→ Stored entries
┌────────

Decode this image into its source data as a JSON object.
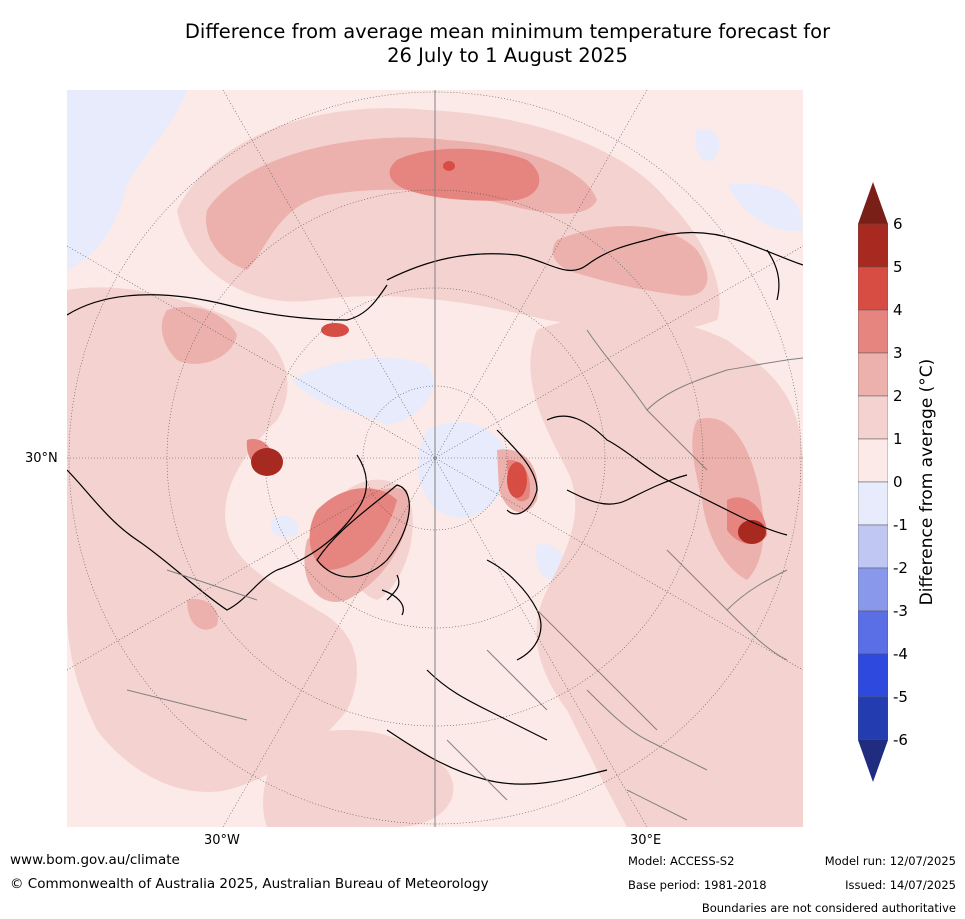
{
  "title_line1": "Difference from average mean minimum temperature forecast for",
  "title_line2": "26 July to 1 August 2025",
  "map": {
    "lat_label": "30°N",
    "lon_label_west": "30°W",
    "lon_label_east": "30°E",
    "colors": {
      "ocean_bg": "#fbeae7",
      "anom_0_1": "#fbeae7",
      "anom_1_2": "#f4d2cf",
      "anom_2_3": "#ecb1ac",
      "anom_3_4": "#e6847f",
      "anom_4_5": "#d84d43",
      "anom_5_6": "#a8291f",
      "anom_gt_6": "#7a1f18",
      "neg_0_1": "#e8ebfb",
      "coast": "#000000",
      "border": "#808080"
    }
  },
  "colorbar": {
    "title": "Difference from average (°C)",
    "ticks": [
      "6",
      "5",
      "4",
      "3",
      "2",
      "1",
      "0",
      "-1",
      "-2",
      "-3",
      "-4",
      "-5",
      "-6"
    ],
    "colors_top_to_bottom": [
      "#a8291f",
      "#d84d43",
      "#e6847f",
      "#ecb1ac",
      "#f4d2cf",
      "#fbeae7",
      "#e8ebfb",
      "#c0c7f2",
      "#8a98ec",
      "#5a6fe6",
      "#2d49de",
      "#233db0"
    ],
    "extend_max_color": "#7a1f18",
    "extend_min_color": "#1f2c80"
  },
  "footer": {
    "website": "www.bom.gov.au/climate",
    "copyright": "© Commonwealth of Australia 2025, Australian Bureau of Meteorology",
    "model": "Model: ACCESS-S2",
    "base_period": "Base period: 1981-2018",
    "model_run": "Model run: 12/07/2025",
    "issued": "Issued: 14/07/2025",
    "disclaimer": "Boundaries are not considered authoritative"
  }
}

└────────
┌────────

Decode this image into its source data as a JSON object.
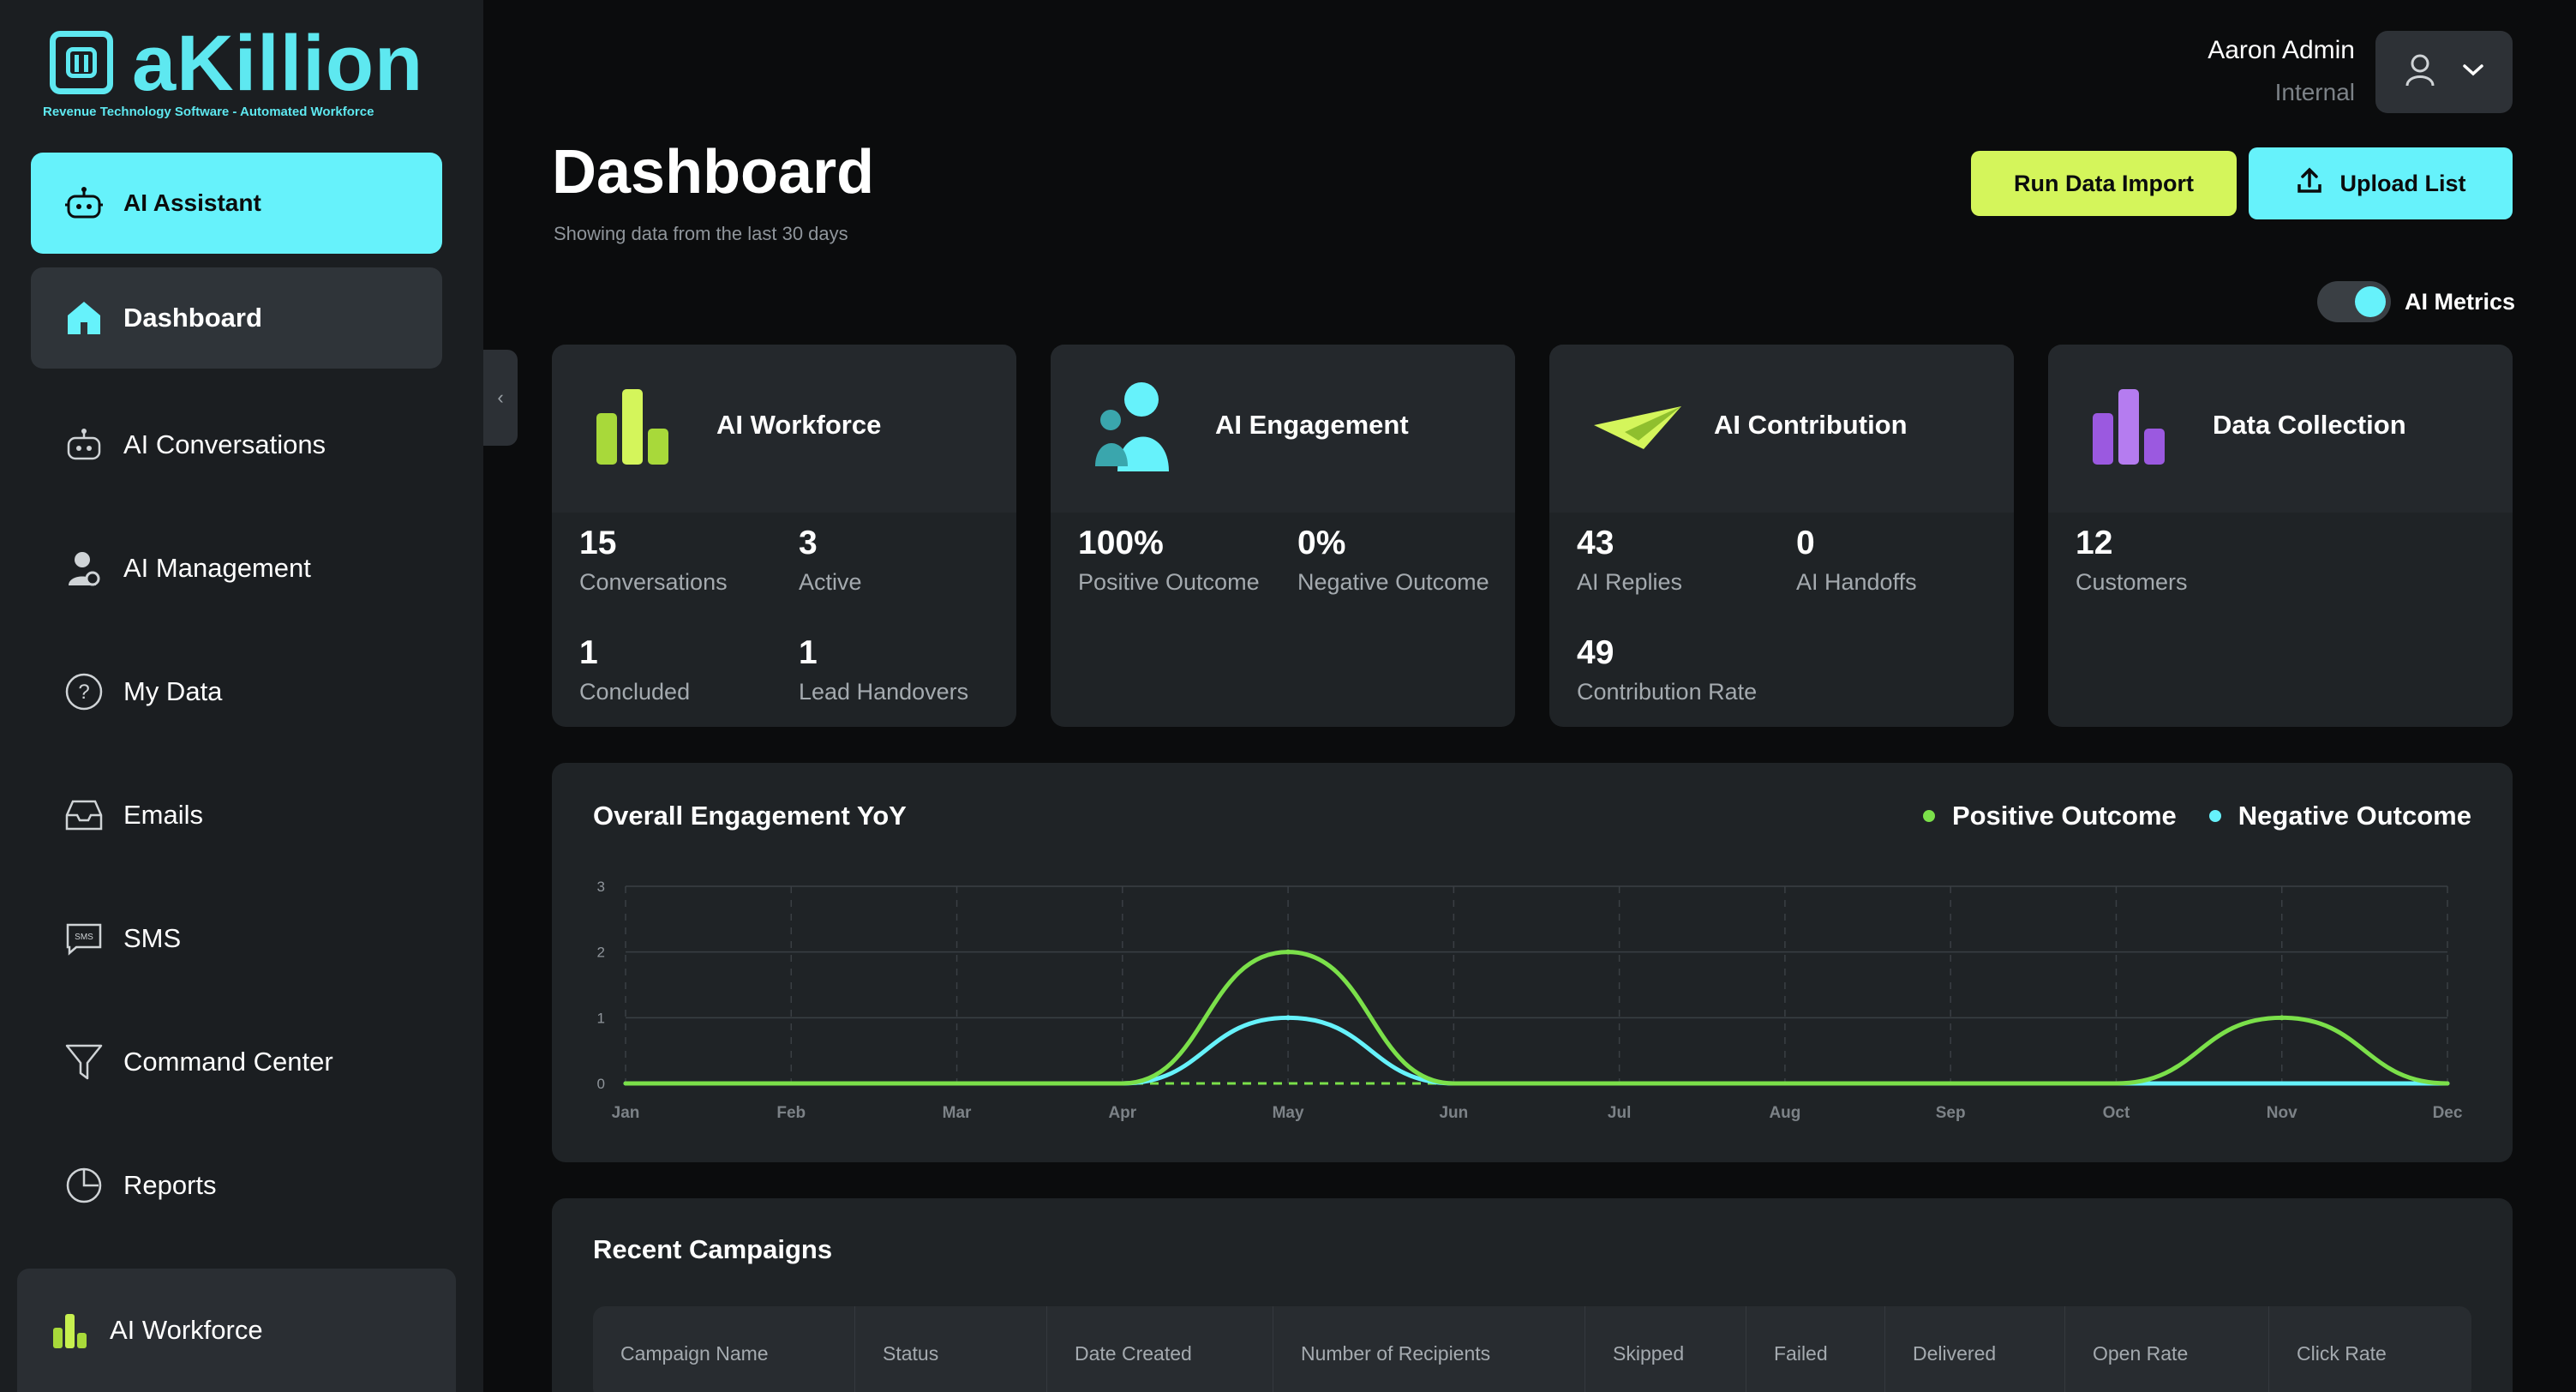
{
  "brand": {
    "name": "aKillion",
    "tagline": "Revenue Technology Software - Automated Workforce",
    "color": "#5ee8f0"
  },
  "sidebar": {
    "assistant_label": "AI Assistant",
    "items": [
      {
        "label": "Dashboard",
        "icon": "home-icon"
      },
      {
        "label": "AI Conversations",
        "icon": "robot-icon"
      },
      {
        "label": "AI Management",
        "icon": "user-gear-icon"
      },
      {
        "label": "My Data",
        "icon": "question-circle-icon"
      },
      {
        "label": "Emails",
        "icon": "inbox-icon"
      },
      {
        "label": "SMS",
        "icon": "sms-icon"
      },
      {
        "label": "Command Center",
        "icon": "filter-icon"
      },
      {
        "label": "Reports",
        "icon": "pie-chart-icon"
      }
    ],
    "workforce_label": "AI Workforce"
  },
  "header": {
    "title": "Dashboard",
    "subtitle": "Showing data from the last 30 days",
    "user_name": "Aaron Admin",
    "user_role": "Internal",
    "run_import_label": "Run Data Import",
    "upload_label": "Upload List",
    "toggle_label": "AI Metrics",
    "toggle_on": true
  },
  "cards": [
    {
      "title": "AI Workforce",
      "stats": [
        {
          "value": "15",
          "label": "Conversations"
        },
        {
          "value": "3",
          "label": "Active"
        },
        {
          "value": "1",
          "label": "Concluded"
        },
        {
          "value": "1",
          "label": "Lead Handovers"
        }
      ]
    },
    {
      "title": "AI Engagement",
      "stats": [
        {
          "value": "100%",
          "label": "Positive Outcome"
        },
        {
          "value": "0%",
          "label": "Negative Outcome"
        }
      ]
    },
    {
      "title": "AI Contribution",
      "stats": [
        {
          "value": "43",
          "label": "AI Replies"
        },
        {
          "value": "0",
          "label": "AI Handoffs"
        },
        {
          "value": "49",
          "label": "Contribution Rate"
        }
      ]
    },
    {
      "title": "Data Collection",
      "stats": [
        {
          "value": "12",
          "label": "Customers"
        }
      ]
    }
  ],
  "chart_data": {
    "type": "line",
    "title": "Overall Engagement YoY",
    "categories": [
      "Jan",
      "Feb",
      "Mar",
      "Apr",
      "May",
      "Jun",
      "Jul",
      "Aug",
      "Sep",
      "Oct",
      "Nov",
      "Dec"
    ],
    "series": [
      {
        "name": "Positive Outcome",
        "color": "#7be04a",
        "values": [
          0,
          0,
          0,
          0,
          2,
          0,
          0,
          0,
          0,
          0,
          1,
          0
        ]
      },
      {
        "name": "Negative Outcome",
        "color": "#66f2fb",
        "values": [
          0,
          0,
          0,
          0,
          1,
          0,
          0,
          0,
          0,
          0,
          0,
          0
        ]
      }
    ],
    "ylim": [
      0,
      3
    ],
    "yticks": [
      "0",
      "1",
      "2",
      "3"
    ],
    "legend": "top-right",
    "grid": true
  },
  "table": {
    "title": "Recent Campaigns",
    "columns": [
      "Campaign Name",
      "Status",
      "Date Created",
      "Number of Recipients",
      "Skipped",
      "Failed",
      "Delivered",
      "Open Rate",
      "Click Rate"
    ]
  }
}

└────────
┌────────

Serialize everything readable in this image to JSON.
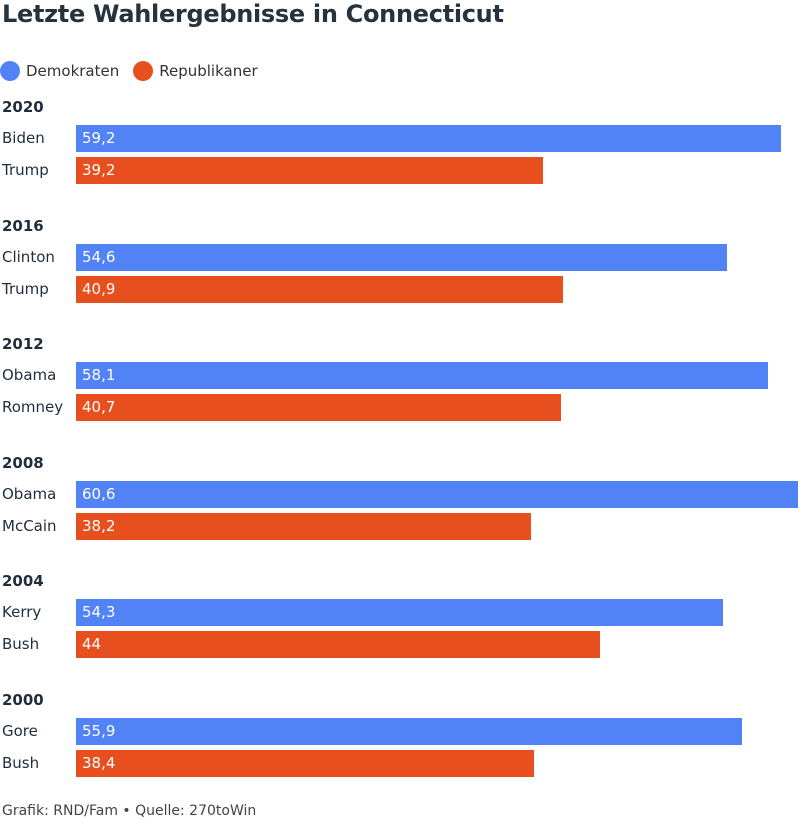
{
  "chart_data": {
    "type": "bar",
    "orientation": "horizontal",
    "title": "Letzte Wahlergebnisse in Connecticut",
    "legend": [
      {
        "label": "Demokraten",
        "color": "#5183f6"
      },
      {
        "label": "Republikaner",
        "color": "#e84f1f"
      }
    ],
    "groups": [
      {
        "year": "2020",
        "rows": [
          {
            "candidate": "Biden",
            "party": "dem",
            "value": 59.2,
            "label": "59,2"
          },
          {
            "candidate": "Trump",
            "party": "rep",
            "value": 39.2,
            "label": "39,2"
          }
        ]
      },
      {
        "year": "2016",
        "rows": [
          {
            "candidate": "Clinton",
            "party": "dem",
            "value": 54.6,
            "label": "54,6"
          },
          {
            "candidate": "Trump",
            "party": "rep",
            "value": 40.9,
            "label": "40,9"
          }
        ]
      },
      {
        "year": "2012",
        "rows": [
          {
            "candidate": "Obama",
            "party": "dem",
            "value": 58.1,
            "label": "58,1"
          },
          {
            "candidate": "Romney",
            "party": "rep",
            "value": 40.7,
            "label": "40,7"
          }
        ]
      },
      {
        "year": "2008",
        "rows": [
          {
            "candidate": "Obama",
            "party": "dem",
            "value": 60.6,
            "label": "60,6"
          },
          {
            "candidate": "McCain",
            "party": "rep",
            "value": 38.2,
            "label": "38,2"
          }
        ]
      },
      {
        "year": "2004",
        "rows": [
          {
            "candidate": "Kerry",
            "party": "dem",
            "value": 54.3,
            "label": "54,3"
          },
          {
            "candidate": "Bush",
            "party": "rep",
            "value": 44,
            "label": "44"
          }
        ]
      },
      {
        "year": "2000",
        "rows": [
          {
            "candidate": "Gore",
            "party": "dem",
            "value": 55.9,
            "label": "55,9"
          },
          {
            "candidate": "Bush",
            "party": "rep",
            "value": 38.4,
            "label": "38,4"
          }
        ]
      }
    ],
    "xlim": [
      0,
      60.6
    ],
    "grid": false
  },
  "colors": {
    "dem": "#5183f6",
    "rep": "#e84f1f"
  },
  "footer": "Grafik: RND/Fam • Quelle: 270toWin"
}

└────────

→ Required work
Pick out the lines that include the word "Contribution" and write them out.

→ Full solution
      "title": "AI Contribution",
          "label": "Contribution Rate"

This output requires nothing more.